WHAT THE TASK ASKS:
Reproduce the listing below without changes, except that pictures are left out.

RECORDS FOR PROCESSING:
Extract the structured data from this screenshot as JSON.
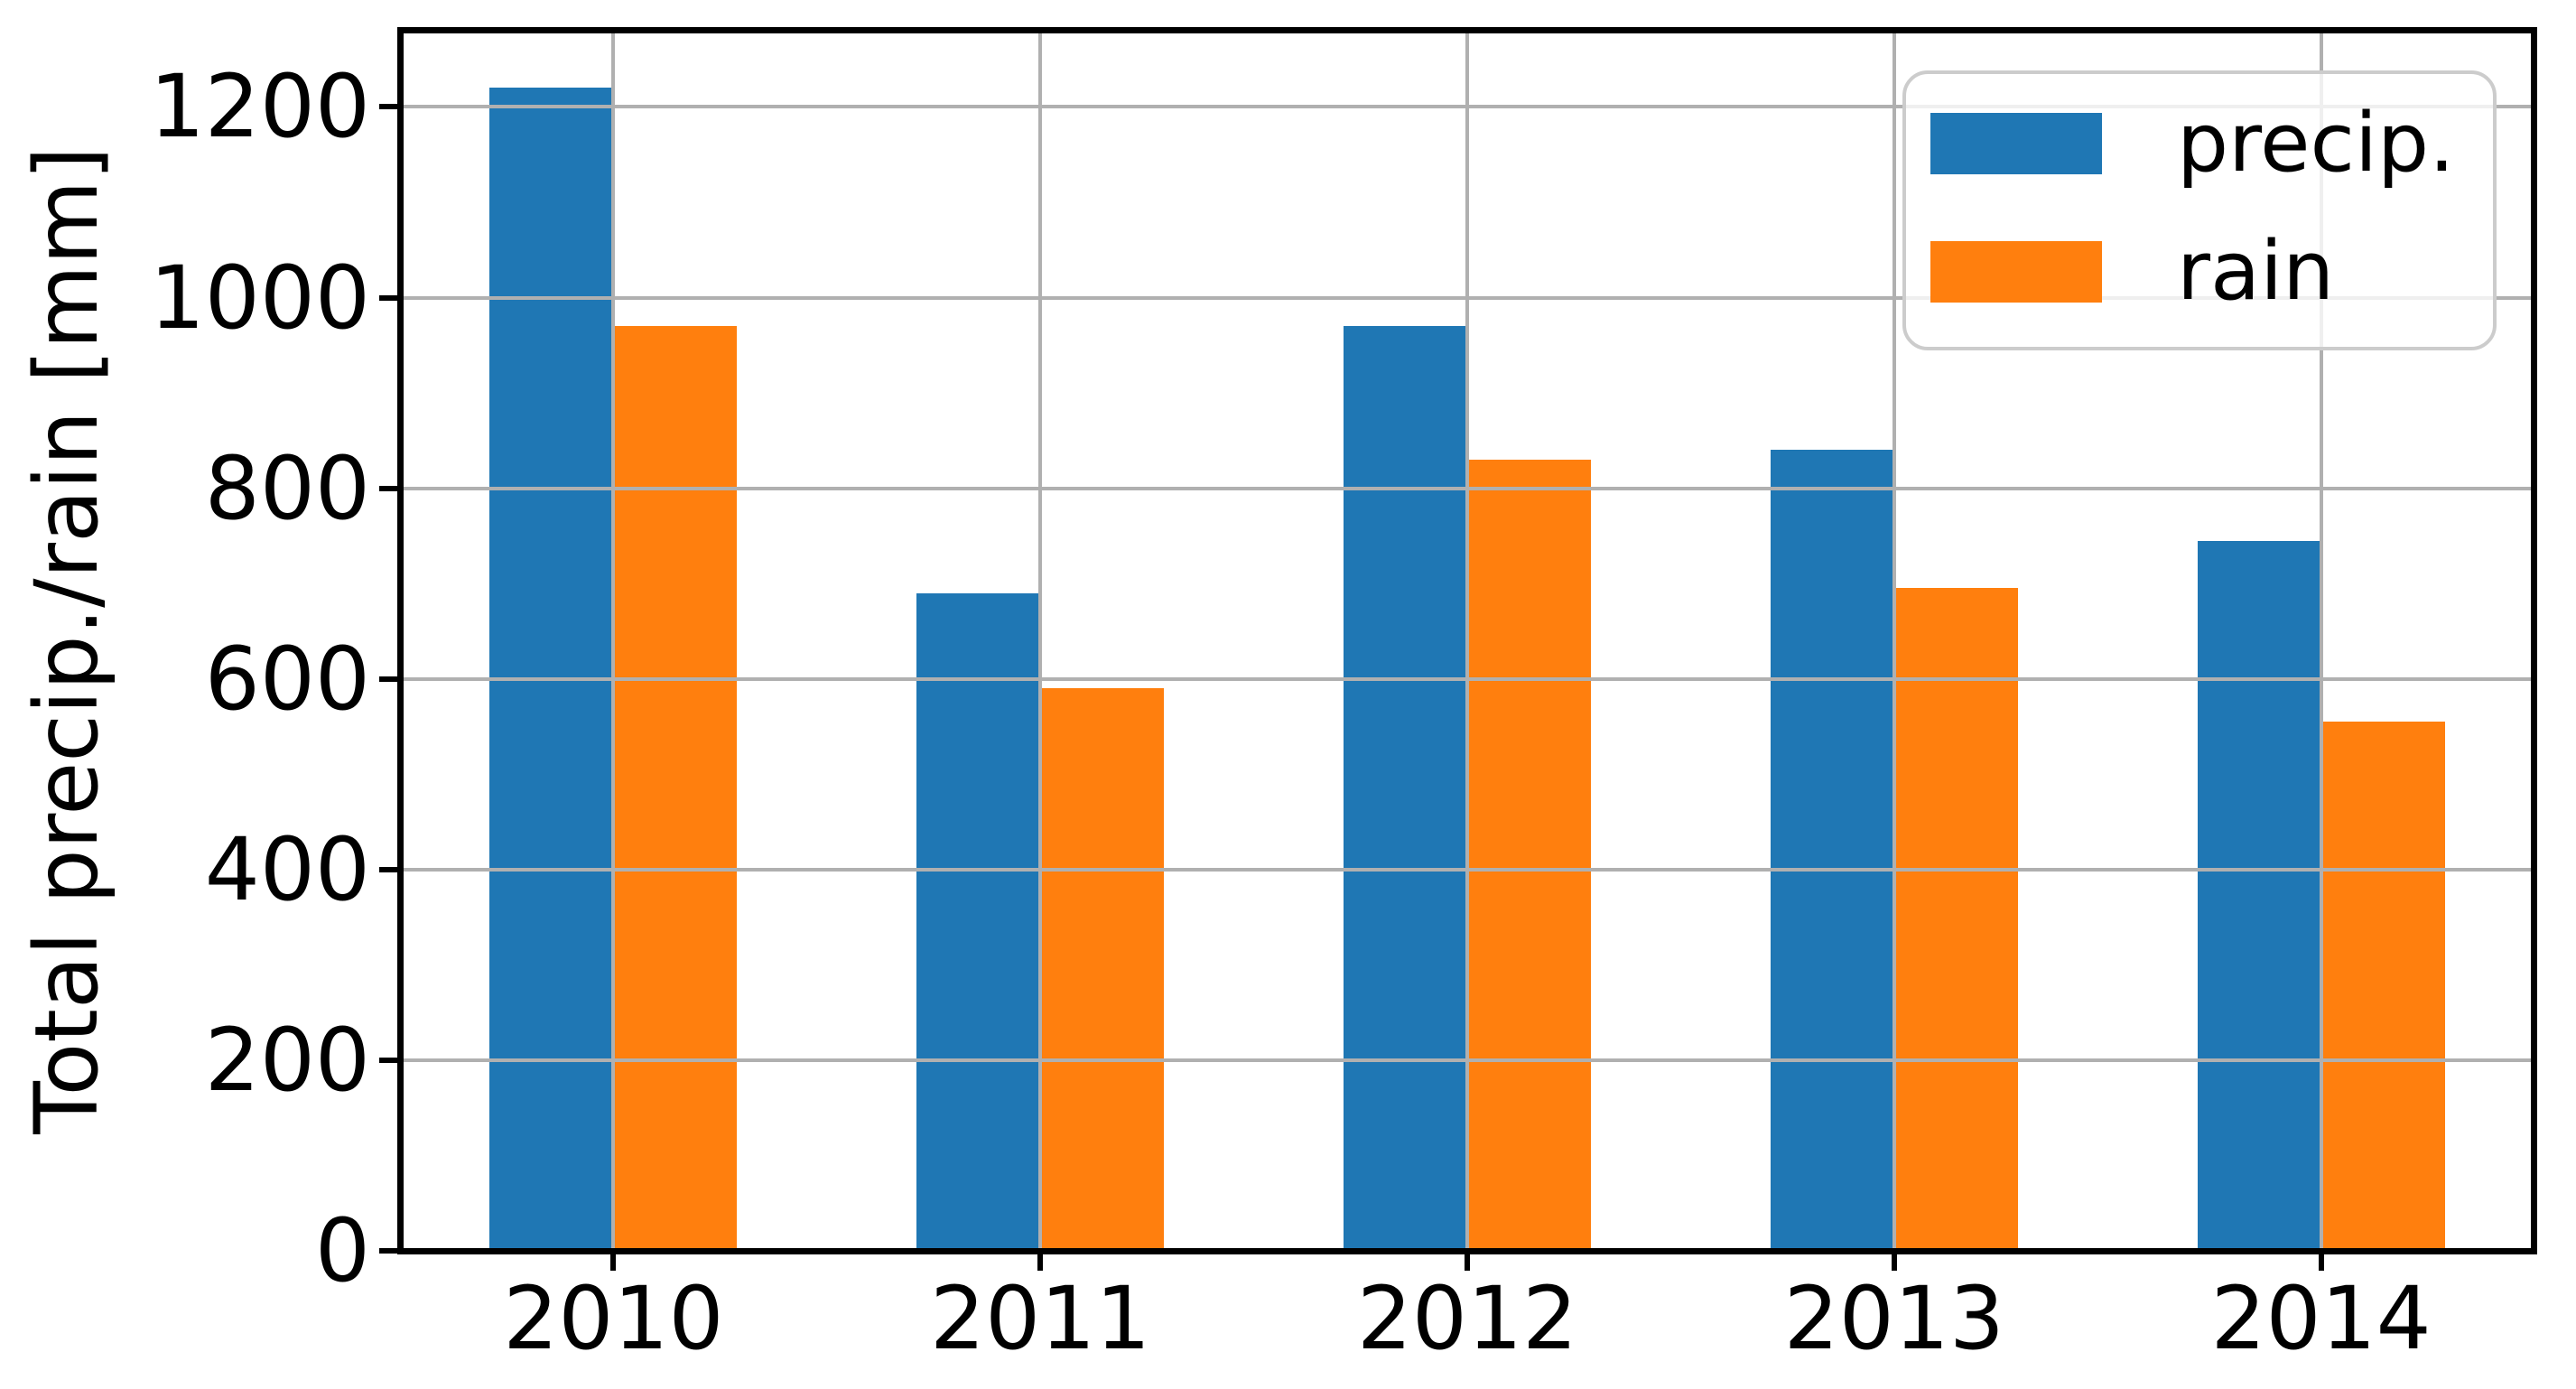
{
  "figure": {
    "background": "#ffffff",
    "axis_color": "#000000",
    "tick_label_color": "#000000"
  },
  "chart_data": {
    "type": "bar",
    "title": "",
    "xlabel": "",
    "ylabel": "Total precip./rain [mm]",
    "categories": [
      "2010",
      "2011",
      "2012",
      "2013",
      "2014"
    ],
    "series": [
      {
        "name": "precip.",
        "color": "#1f77b4",
        "values": [
          1220,
          690,
          970,
          840,
          745
        ]
      },
      {
        "name": "rain",
        "color": "#ff7f0e",
        "values": [
          970,
          590,
          830,
          695,
          555
        ]
      }
    ],
    "ylim": [
      0,
      1281
    ],
    "yticks": [
      0,
      200,
      400,
      600,
      800,
      1000,
      1200
    ],
    "grid": "both",
    "grid_color": "#b0b0b0",
    "grid_above_bars": true,
    "legend": {
      "position": "upper right",
      "labels": [
        "precip.",
        "rain"
      ]
    }
  }
}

COMPLETE RESPONSE:
Extract the structured data from this screenshot as JSON.
{
  "figure": {
    "background": "#ffffff",
    "axis_color": "#000000",
    "tick_label_color": "#000000"
  },
  "chart_data": {
    "type": "bar",
    "title": "",
    "xlabel": "",
    "ylabel": "Total precip./rain [mm]",
    "categories": [
      "2010",
      "2011",
      "2012",
      "2013",
      "2014"
    ],
    "series": [
      {
        "name": "precip.",
        "color": "#1f77b4",
        "values": [
          1220,
          690,
          970,
          840,
          745
        ]
      },
      {
        "name": "rain",
        "color": "#ff7f0e",
        "values": [
          970,
          590,
          830,
          695,
          555
        ]
      }
    ],
    "ylim": [
      0,
      1281
    ],
    "yticks": [
      0,
      200,
      400,
      600,
      800,
      1000,
      1200
    ],
    "grid": "both",
    "grid_color": "#b0b0b0",
    "grid_above_bars": true,
    "legend": {
      "position": "upper right",
      "labels": [
        "precip.",
        "rain"
      ]
    }
  }
}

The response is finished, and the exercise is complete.